## Work instructions
Identify and copy all lines of the material where the string "ylabel" is found.

## Entries provided
■ ■ ■ ■

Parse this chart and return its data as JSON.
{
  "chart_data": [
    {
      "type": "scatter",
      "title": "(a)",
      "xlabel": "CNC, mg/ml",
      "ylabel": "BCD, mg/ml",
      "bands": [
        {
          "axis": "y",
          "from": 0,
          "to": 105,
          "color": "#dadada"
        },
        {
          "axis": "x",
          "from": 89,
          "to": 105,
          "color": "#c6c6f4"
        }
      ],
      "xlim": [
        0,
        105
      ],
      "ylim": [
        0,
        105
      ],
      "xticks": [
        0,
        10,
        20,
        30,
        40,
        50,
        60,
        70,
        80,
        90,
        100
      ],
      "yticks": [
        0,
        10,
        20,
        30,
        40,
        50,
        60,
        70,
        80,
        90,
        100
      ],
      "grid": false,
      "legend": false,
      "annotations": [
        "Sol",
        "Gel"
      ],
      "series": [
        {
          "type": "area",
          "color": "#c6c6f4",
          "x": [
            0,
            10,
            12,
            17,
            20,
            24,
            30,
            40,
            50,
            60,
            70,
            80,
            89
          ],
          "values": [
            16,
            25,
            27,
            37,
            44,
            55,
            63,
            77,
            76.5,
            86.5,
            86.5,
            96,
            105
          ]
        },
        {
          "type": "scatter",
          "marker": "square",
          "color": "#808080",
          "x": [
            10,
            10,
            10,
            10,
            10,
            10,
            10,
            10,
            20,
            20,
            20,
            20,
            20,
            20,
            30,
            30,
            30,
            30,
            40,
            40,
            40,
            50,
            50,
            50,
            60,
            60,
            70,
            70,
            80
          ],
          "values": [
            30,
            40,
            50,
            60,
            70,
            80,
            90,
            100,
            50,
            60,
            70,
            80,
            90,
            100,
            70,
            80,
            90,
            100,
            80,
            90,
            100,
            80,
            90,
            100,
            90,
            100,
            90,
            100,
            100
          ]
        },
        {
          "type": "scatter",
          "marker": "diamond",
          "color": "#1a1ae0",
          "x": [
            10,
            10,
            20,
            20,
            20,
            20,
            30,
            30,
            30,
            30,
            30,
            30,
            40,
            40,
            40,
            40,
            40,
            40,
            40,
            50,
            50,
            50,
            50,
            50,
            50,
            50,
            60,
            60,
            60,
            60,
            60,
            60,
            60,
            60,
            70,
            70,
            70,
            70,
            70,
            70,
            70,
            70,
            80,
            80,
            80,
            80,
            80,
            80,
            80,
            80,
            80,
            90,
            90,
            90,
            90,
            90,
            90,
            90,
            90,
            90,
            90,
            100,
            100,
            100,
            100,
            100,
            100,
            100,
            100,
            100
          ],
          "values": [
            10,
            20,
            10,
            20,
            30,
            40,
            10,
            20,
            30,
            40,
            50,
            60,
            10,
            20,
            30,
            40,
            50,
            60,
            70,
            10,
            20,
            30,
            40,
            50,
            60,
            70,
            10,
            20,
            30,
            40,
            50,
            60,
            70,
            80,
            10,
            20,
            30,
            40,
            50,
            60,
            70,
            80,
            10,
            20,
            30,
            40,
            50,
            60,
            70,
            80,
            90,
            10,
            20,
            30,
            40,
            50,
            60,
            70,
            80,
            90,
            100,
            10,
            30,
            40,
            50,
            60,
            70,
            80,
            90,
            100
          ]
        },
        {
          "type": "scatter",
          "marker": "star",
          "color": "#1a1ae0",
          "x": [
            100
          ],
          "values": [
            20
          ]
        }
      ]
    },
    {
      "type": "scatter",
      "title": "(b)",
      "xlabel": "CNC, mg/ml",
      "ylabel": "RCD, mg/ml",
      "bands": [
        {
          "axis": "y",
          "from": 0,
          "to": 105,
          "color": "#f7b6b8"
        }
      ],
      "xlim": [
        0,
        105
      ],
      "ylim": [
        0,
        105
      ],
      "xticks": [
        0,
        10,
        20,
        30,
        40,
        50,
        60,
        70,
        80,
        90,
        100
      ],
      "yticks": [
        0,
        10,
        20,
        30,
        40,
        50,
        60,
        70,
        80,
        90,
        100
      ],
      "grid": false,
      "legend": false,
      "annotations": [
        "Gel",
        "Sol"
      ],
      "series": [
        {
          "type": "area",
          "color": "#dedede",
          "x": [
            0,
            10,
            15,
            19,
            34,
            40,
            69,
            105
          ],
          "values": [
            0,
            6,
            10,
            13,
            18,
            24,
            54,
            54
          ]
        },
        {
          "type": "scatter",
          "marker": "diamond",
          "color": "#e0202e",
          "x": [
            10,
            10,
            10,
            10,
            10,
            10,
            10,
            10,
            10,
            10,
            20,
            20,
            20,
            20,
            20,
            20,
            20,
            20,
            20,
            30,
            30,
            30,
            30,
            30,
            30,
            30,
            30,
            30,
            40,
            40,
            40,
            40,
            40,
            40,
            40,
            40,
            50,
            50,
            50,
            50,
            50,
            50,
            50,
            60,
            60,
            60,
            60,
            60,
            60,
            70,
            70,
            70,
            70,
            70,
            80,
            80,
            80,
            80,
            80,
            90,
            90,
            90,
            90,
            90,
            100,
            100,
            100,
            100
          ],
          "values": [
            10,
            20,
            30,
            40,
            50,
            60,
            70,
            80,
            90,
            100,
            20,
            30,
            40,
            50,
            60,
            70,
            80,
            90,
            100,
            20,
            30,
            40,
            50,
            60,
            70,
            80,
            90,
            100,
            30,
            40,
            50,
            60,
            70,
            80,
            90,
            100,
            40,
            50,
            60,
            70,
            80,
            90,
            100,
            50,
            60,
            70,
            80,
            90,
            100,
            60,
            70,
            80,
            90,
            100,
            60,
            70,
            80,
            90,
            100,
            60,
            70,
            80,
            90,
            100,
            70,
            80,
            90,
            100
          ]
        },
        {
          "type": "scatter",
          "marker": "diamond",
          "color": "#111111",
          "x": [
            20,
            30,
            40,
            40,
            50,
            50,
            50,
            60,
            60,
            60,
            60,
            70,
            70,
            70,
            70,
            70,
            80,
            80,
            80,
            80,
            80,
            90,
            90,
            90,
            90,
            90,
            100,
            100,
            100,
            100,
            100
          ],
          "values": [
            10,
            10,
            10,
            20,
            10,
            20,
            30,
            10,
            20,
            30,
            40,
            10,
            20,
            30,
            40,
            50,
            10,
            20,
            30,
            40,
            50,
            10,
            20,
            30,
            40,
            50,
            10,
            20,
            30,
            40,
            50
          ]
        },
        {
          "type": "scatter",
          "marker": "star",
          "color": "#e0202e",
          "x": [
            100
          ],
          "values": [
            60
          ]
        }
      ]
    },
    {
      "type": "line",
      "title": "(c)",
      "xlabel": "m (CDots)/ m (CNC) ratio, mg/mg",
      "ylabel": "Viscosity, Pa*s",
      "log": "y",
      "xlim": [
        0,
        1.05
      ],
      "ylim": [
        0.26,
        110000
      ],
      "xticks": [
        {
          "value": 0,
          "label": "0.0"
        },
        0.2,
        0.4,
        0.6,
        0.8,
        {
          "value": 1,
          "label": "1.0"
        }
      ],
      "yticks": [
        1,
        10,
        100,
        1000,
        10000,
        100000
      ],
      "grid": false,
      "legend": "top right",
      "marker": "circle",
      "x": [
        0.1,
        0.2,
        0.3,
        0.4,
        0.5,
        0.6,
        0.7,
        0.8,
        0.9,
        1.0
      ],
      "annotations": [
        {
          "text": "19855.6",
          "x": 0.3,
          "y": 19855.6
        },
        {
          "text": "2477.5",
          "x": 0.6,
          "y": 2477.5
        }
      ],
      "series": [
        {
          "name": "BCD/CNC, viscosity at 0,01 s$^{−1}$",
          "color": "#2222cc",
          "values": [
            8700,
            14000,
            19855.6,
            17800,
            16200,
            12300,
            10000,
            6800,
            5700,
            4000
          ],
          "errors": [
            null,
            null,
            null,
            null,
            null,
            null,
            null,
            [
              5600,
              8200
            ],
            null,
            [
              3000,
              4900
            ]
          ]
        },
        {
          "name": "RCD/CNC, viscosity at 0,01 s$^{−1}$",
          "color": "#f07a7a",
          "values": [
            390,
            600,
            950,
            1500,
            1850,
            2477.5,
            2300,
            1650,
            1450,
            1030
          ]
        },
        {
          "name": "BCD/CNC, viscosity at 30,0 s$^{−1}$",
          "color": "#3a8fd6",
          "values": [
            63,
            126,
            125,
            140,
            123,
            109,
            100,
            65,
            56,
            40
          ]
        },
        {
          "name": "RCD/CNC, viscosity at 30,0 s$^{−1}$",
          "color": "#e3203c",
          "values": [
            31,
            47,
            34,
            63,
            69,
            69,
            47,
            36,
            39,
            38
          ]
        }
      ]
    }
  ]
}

■ ■ ■ ■

## Final answer
      "ylabel": "BCD, mg/ml",
      "ylabel": "RCD, mg/ml",
      "ylabel": "Viscosity, Pa*s",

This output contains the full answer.